▸ Your task:
Lines containing the word "losartan" are to be located and copied.

▸ Stored records:
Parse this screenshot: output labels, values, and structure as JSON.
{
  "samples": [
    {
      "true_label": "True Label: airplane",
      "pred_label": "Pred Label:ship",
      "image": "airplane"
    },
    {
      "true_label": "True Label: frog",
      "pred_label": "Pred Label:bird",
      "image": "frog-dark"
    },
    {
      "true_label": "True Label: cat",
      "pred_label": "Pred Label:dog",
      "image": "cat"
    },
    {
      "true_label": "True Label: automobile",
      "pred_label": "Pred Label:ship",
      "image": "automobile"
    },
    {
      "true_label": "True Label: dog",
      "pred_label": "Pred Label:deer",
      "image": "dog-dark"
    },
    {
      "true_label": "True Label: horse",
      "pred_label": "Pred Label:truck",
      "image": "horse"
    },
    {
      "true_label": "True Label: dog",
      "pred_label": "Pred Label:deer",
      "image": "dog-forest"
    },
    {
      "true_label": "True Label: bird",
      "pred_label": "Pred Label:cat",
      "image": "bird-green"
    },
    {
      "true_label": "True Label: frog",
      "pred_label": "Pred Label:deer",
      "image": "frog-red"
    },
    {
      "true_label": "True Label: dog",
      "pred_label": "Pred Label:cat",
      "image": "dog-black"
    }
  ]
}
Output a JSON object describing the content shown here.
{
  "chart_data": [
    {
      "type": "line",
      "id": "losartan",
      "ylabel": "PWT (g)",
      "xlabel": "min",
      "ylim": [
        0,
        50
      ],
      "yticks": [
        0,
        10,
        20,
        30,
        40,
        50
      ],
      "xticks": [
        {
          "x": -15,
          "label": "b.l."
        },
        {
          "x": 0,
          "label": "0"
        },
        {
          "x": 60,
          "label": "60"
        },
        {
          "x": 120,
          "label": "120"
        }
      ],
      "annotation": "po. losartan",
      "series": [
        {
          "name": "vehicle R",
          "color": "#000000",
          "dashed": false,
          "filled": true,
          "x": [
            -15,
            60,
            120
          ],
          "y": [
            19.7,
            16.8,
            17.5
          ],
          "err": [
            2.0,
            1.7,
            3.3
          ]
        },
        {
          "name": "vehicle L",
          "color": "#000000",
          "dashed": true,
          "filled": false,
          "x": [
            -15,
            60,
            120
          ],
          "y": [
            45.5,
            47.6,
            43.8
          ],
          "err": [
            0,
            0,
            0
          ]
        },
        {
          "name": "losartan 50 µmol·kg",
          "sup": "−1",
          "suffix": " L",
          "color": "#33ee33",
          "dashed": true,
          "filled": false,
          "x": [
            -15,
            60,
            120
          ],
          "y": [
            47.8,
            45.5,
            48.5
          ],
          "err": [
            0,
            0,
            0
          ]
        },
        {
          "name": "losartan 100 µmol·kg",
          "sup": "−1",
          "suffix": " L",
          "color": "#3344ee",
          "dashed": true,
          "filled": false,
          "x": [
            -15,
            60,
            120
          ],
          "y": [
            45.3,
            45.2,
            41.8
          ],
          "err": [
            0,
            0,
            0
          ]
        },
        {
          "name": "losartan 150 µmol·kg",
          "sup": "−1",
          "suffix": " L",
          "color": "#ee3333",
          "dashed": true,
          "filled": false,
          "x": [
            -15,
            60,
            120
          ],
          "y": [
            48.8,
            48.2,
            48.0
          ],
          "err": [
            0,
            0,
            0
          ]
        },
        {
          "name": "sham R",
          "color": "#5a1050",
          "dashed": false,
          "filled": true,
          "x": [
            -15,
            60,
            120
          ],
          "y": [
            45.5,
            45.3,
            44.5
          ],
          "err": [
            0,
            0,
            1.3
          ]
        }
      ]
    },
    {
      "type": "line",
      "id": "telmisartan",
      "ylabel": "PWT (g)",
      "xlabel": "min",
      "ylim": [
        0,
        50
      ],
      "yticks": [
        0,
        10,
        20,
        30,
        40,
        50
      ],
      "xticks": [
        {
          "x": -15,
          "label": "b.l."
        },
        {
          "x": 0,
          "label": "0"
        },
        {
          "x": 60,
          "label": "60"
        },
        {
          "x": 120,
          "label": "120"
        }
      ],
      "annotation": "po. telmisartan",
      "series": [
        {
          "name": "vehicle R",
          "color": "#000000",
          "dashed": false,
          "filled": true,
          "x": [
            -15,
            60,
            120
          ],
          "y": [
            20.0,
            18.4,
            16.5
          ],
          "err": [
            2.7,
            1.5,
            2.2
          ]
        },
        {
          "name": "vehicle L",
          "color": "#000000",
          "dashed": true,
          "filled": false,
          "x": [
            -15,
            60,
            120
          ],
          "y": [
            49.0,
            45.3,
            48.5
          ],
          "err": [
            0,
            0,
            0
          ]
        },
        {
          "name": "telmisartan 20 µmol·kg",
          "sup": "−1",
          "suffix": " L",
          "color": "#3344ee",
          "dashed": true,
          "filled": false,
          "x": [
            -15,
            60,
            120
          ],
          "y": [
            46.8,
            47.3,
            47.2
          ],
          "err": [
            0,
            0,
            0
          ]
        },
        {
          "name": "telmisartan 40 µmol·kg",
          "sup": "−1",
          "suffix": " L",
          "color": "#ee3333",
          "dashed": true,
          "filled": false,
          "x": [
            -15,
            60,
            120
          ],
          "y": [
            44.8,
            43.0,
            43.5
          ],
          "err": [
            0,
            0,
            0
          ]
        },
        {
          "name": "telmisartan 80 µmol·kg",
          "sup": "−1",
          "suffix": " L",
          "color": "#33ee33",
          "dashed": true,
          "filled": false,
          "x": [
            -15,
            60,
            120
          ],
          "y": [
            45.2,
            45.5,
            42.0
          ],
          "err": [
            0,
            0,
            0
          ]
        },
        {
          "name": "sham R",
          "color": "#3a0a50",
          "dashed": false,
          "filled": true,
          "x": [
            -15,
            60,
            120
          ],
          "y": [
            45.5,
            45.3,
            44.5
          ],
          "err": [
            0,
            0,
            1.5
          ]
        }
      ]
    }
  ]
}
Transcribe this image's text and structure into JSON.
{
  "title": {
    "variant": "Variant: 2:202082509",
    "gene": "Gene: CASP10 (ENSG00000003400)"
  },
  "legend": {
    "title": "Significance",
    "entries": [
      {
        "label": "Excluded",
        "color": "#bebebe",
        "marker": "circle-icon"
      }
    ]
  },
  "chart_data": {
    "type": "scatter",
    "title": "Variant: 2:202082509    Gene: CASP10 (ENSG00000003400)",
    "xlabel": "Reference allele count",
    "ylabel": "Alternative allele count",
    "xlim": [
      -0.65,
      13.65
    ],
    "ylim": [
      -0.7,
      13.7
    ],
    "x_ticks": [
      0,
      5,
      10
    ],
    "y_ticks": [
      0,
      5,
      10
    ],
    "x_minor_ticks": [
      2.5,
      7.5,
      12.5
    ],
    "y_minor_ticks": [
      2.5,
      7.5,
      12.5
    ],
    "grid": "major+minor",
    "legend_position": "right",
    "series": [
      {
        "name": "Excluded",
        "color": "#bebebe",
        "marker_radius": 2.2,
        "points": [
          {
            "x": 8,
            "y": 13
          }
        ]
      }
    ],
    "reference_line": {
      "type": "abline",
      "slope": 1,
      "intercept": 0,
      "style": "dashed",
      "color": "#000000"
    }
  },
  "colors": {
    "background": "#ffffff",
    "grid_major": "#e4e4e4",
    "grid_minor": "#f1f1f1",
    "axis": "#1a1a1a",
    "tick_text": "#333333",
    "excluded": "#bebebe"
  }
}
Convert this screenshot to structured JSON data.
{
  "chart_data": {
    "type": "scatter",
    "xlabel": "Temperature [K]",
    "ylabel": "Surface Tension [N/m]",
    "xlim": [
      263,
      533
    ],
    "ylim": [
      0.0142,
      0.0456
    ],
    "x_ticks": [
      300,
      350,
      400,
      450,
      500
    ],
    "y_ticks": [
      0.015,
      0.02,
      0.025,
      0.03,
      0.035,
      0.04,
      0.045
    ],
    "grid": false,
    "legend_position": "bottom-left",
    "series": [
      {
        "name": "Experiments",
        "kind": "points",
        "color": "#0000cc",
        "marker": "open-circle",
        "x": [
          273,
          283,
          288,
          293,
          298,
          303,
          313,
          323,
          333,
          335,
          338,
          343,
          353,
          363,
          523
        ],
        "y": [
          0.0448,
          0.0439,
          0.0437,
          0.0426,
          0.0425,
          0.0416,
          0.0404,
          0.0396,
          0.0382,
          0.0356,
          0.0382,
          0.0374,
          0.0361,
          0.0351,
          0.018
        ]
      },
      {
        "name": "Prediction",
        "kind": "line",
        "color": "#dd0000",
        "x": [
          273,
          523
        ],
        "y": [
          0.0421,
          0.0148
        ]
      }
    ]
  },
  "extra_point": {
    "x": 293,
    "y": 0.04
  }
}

▸ Expected answer:
      "id": "losartan",
      "annotation": "po. losartan",
          "name": "losartan 50 µmol·kg",
          "name": "losartan 100 µmol·kg",
          "name": "losartan 150 µmol·kg",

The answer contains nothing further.